-- START OF GIVEN INFORMATION --

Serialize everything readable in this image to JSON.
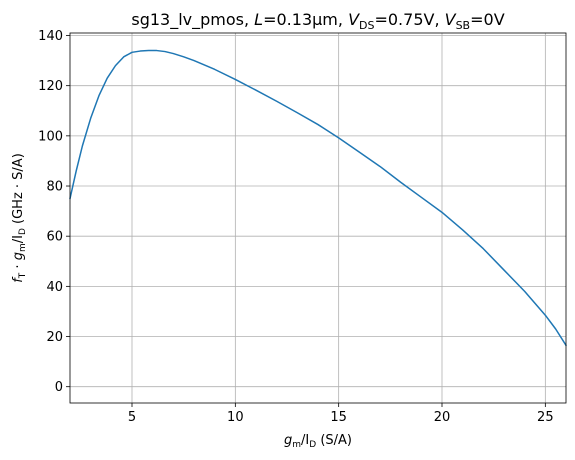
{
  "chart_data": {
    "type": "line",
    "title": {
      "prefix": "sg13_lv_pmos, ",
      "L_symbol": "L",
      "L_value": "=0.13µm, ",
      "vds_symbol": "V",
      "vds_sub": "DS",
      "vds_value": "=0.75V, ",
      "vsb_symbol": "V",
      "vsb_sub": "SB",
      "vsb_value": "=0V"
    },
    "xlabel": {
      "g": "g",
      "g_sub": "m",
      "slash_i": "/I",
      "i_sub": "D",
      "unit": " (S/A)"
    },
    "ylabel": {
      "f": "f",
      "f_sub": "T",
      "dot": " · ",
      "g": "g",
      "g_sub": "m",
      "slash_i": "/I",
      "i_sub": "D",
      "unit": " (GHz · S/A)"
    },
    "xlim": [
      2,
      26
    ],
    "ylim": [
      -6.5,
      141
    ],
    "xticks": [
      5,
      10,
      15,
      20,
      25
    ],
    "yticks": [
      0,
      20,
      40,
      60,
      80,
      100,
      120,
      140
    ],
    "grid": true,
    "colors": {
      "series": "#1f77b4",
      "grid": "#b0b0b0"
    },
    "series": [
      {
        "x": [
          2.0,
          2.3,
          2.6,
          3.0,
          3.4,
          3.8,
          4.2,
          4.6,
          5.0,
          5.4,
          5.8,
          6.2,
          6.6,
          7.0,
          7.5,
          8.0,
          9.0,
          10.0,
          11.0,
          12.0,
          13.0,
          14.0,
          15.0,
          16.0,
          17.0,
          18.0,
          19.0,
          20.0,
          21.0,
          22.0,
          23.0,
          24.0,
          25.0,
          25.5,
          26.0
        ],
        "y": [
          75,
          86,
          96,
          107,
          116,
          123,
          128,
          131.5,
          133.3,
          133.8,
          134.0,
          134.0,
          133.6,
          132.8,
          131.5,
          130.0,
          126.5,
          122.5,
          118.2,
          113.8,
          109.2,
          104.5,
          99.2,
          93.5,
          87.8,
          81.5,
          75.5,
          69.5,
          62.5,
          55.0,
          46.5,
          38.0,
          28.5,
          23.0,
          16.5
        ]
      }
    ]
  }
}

-- END OF GIVEN INFORMATION --

§ AIM
Set down all the data again exactly as above, pictures excluded.

§ FINAL RESULT
Serialize everything readable in this image to JSON.
{
  "chart_data": {
    "type": "line",
    "title": {
      "prefix": "sg13_lv_pmos, ",
      "L_symbol": "L",
      "L_value": "=0.13µm, ",
      "vds_symbol": "V",
      "vds_sub": "DS",
      "vds_value": "=0.75V, ",
      "vsb_symbol": "V",
      "vsb_sub": "SB",
      "vsb_value": "=0V"
    },
    "xlabel": {
      "g": "g",
      "g_sub": "m",
      "slash_i": "/I",
      "i_sub": "D",
      "unit": " (S/A)"
    },
    "ylabel": {
      "f": "f",
      "f_sub": "T",
      "dot": " · ",
      "g": "g",
      "g_sub": "m",
      "slash_i": "/I",
      "i_sub": "D",
      "unit": " (GHz · S/A)"
    },
    "xlim": [
      2,
      26
    ],
    "ylim": [
      -6.5,
      141
    ],
    "xticks": [
      5,
      10,
      15,
      20,
      25
    ],
    "yticks": [
      0,
      20,
      40,
      60,
      80,
      100,
      120,
      140
    ],
    "grid": true,
    "colors": {
      "series": "#1f77b4",
      "grid": "#b0b0b0"
    },
    "series": [
      {
        "x": [
          2.0,
          2.3,
          2.6,
          3.0,
          3.4,
          3.8,
          4.2,
          4.6,
          5.0,
          5.4,
          5.8,
          6.2,
          6.6,
          7.0,
          7.5,
          8.0,
          9.0,
          10.0,
          11.0,
          12.0,
          13.0,
          14.0,
          15.0,
          16.0,
          17.0,
          18.0,
          19.0,
          20.0,
          21.0,
          22.0,
          23.0,
          24.0,
          25.0,
          25.5,
          26.0
        ],
        "y": [
          75,
          86,
          96,
          107,
          116,
          123,
          128,
          131.5,
          133.3,
          133.8,
          134.0,
          134.0,
          133.6,
          132.8,
          131.5,
          130.0,
          126.5,
          122.5,
          118.2,
          113.8,
          109.2,
          104.5,
          99.2,
          93.5,
          87.8,
          81.5,
          75.5,
          69.5,
          62.5,
          55.0,
          46.5,
          38.0,
          28.5,
          23.0,
          16.5
        ]
      }
    ]
  }
}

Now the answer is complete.